Problem details:
Look for the string "salariés" and copy every line that has it.

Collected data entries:
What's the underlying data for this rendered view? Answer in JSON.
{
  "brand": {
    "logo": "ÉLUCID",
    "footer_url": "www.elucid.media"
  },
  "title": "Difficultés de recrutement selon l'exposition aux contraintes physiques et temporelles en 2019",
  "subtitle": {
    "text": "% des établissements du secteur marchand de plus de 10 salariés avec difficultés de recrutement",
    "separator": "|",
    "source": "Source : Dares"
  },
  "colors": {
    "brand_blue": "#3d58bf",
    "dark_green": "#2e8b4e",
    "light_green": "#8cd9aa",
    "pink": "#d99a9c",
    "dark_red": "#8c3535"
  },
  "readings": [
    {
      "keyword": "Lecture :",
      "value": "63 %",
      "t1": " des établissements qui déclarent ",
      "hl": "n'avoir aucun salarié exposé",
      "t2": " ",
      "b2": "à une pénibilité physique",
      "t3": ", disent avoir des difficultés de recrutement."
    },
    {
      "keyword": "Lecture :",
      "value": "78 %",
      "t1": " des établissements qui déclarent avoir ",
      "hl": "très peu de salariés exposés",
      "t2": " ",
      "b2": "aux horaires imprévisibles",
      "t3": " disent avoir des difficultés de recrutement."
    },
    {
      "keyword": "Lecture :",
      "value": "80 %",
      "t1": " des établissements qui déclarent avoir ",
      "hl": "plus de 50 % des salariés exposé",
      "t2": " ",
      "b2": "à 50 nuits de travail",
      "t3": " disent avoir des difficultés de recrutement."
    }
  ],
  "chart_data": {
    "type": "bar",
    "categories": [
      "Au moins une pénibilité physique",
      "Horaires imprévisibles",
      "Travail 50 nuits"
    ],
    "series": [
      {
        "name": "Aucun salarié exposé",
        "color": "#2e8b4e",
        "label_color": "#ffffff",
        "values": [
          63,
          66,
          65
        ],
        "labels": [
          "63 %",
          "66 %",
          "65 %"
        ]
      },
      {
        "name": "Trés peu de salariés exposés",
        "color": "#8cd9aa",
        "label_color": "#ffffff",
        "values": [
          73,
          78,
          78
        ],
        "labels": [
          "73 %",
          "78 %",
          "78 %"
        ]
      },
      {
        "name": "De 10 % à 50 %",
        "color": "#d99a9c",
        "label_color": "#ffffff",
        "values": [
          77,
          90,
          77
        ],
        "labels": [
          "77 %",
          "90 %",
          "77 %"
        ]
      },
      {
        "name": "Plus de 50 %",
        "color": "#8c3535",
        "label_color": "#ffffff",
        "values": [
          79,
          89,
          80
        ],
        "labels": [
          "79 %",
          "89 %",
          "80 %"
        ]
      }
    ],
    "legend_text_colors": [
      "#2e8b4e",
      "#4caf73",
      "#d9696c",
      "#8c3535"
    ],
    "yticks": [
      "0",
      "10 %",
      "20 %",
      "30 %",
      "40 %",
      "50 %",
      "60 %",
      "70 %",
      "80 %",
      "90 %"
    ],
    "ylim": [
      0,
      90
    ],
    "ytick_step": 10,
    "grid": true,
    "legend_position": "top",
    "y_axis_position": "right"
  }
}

Output for this exercise:
    "text": "% des établissements du secteur marchand de plus de 10 salariés avec difficultés de recrutement",
      "hl": "très peu de salariés exposés",
      "hl": "plus de 50 % des salariés exposé",
        "name": "Trés peu de salariés exposés",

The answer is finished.